# RECORDS FOR PROCESSING

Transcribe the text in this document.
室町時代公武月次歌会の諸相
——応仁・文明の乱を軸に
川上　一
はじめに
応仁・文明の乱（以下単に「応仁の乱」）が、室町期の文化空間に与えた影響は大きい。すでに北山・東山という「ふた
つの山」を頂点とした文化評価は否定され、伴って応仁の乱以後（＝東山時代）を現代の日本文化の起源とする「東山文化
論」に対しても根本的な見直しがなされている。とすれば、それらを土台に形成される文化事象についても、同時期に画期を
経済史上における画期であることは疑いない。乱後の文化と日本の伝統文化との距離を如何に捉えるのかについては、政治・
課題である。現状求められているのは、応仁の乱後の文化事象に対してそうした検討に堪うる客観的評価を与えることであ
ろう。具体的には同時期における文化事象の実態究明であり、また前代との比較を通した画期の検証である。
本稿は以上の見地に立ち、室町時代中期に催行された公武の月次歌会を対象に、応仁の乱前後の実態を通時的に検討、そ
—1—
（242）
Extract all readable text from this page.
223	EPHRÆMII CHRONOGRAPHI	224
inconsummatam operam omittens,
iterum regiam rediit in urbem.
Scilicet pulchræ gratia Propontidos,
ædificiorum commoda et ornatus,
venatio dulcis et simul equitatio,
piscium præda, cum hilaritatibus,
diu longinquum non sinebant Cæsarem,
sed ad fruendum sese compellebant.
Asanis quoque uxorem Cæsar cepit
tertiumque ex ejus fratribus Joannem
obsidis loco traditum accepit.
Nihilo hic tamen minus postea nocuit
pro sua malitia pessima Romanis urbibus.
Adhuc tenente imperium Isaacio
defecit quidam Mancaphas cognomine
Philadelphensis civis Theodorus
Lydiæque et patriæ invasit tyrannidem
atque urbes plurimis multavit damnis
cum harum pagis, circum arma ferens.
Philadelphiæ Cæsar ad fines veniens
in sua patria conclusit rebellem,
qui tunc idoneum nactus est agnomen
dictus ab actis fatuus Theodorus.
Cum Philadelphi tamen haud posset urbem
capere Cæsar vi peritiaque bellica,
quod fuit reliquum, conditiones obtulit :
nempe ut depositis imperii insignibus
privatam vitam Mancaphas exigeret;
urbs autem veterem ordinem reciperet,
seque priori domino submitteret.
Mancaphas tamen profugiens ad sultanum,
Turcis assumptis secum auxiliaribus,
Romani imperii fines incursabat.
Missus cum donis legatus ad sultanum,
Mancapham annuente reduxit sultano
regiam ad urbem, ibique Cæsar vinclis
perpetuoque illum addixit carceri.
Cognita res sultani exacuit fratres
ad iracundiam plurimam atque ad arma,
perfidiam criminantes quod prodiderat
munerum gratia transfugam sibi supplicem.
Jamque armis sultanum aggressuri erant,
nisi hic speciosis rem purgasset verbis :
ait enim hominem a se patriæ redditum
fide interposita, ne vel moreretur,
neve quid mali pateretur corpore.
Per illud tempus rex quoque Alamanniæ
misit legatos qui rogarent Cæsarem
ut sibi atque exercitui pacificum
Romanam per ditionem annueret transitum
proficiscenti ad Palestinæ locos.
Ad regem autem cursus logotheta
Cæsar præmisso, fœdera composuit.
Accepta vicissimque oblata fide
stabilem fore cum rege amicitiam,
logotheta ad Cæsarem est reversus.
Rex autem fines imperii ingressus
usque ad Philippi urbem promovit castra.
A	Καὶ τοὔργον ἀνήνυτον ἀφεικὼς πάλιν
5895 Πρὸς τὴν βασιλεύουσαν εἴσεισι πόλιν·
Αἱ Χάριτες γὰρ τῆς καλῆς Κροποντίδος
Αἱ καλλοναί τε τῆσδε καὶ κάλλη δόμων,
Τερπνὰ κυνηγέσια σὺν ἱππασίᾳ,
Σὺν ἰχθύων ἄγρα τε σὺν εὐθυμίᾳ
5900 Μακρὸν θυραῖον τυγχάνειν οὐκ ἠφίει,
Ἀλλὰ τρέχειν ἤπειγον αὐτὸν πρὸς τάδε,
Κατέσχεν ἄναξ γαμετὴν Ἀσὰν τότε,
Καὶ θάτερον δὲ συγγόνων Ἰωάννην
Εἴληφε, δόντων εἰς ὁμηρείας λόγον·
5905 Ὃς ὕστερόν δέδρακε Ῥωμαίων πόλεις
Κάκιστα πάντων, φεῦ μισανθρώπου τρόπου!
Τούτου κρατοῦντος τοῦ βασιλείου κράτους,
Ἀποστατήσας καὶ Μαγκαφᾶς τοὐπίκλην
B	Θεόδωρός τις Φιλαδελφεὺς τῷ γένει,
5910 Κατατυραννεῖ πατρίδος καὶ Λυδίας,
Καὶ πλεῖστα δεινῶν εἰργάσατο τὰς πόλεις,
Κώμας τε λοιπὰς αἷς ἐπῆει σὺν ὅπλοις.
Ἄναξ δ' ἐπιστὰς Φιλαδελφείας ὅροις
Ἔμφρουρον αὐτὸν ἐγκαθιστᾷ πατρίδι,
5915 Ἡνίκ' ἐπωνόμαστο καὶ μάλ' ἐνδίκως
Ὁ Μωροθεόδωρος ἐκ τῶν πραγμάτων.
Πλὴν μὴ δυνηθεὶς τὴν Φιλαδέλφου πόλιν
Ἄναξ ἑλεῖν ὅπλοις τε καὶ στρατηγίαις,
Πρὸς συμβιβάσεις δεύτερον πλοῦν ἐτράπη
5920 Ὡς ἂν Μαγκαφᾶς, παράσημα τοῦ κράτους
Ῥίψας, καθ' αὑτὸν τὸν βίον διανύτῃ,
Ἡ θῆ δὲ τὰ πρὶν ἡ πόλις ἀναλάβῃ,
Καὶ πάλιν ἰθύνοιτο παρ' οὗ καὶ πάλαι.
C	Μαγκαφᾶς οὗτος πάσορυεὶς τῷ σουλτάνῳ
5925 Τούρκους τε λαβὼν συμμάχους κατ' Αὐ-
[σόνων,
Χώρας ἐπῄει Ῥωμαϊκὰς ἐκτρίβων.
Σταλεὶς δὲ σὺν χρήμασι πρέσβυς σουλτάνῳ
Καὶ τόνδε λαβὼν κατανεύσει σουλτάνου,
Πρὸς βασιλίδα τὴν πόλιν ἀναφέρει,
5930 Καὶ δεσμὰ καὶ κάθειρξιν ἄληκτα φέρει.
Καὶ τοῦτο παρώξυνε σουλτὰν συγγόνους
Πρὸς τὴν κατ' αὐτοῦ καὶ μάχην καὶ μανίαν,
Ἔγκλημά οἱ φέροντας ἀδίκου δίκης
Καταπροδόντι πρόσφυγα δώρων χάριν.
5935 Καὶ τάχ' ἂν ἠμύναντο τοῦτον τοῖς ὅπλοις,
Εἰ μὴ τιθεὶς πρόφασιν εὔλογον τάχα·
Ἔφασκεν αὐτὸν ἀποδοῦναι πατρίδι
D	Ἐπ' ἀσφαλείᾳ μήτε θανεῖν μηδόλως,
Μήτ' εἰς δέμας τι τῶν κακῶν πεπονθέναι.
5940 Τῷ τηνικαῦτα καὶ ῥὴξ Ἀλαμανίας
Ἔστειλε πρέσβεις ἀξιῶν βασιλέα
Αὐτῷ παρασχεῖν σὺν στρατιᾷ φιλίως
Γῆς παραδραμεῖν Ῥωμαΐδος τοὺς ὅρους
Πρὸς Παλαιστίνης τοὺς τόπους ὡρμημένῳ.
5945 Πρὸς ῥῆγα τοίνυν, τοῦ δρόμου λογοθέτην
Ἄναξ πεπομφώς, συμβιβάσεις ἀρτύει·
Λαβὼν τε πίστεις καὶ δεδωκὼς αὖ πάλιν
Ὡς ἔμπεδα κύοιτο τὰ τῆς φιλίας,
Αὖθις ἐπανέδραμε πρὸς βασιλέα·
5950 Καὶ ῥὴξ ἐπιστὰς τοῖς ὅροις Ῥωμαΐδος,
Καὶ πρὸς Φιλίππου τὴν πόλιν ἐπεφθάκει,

# YOUR INSTRUCTIONS
Locate the word "συμβιβάσεις" in the data above. Copy every line carrying it.

# ANSWER TO THE EXERCISE
Πρὸς συμβιβάσεις δεύτερον πλοῦν ἐτράπη
Ἄναξ πεπομφώς, συμβιβάσεις ἀρτύει·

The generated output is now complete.